Problem to work on — Lines containing the word "mean" should be extracted in full.

>> Start

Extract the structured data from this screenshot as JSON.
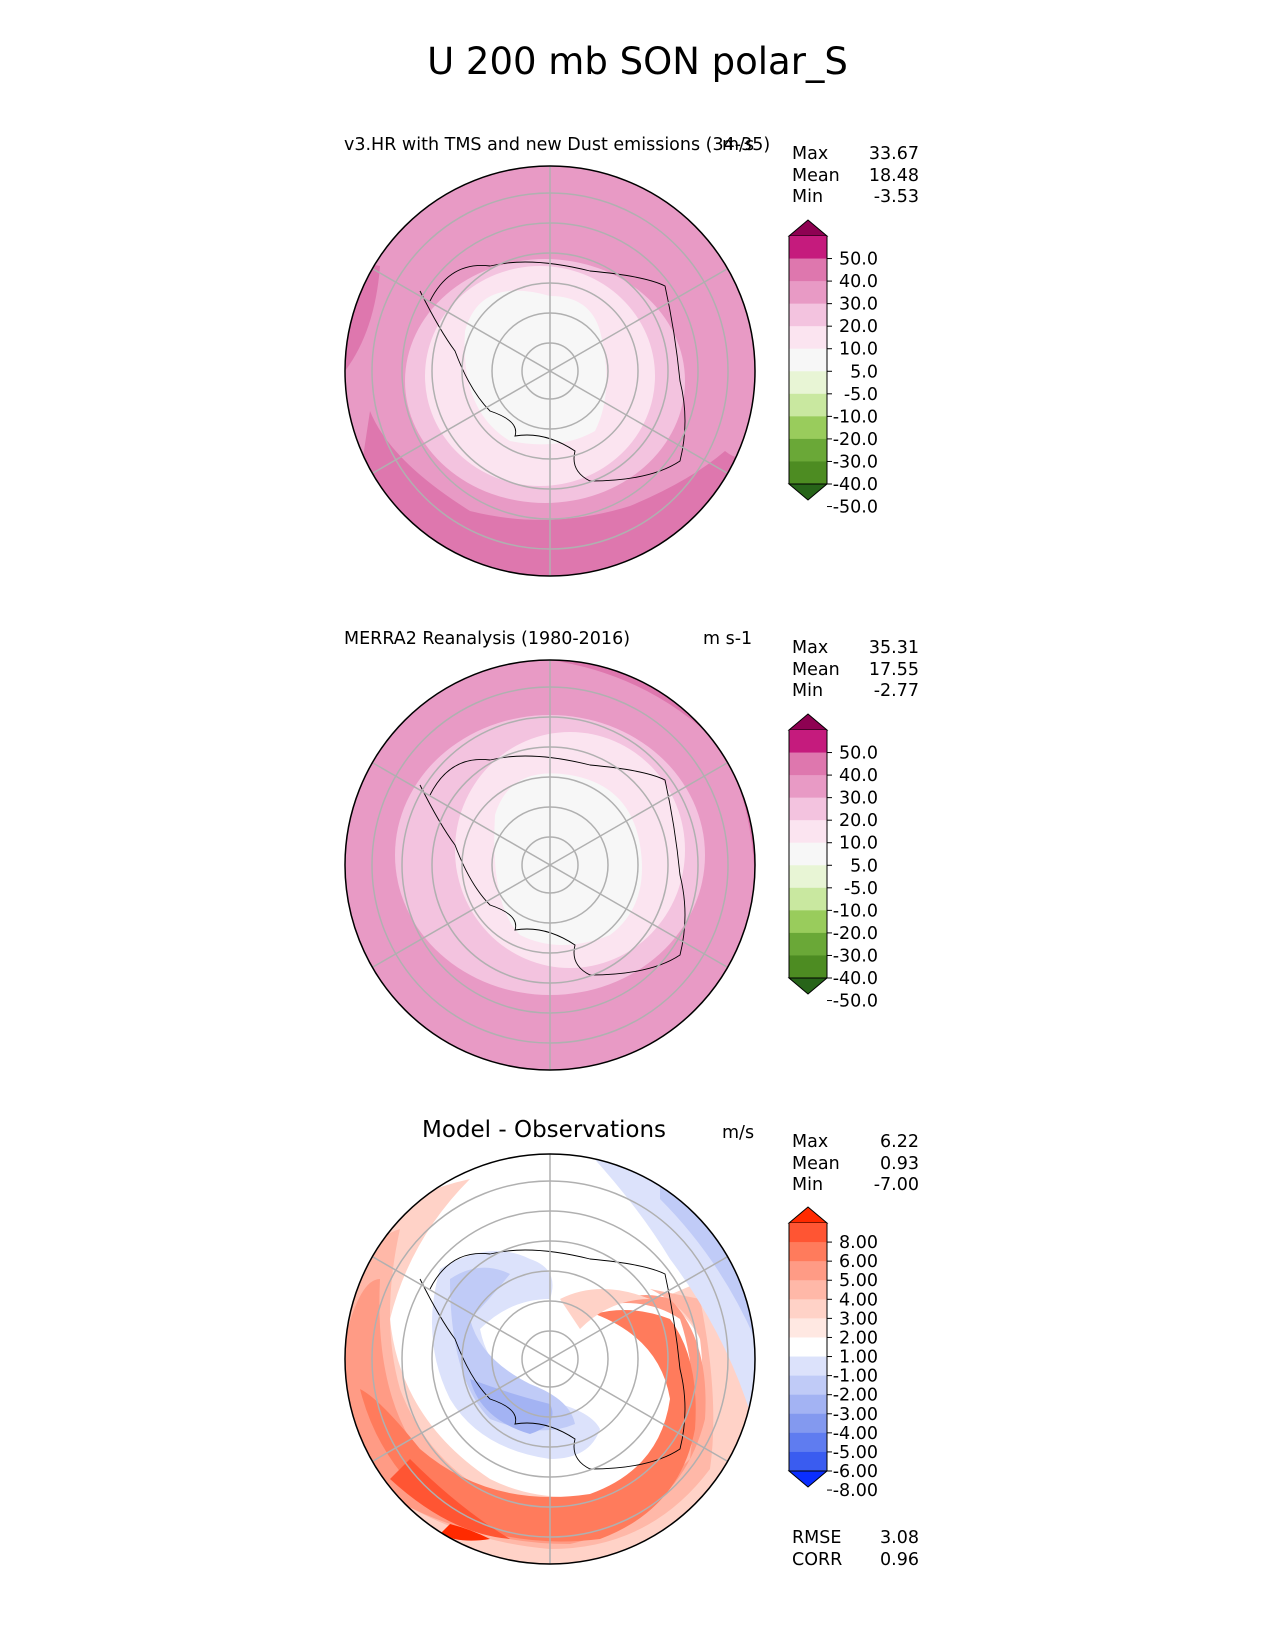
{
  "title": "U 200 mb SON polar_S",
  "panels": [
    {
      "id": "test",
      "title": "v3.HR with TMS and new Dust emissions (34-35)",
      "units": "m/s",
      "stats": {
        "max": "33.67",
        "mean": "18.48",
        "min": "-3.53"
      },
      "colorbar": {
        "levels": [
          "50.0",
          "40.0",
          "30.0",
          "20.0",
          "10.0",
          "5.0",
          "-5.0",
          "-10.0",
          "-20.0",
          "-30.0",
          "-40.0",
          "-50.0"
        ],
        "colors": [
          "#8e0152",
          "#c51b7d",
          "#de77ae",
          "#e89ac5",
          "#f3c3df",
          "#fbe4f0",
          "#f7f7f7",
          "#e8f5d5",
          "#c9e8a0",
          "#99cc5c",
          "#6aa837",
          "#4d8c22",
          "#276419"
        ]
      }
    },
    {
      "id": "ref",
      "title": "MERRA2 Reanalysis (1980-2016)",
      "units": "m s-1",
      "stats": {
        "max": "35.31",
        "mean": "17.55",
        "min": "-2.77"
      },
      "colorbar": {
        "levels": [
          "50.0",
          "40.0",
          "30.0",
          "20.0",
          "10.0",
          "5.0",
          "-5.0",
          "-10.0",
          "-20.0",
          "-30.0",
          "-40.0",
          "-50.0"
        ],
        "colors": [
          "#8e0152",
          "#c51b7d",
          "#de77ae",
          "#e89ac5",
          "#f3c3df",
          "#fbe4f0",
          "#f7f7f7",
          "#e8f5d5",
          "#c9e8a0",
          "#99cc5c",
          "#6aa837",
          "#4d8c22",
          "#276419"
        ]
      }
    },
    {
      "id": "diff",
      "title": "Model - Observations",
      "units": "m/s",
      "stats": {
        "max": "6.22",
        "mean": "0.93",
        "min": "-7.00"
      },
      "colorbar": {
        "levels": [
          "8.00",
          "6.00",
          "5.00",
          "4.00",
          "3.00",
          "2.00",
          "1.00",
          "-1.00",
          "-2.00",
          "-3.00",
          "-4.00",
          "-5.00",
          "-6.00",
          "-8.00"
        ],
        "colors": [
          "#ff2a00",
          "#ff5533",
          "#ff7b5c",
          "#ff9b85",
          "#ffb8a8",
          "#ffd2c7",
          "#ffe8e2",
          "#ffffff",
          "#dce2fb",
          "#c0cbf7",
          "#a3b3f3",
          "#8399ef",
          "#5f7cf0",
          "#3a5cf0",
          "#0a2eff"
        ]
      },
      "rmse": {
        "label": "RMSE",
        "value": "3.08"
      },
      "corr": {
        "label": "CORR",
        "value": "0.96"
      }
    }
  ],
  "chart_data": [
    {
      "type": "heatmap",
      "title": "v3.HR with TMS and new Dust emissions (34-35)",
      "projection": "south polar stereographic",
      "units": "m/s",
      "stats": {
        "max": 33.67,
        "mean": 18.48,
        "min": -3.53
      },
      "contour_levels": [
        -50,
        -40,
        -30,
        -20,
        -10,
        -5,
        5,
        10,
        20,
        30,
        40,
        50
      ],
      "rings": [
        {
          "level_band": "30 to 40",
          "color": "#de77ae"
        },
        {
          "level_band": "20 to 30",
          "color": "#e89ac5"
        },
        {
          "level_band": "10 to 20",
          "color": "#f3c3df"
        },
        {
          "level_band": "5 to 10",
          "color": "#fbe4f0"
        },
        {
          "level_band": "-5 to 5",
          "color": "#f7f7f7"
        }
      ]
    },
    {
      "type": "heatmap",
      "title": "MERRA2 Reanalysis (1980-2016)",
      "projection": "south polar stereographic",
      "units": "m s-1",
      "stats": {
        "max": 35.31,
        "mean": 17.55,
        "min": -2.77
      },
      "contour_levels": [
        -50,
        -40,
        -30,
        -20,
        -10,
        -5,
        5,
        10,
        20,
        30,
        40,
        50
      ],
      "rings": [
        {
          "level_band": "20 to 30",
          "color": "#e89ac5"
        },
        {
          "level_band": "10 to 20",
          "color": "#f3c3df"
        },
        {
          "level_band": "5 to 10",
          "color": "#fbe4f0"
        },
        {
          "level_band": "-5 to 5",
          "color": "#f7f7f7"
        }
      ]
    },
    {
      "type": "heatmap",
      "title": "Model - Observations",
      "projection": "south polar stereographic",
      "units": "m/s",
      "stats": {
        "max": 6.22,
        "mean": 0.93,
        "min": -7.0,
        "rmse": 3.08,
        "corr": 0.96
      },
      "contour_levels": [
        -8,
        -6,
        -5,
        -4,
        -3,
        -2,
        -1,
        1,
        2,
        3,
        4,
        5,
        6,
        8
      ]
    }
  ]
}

>> End

Full output —
        "mean": "18.48",
        "mean": "17.55",
        "mean": "0.93",
        "mean": 18.48,
        "mean": 17.55,
        "mean": 0.93,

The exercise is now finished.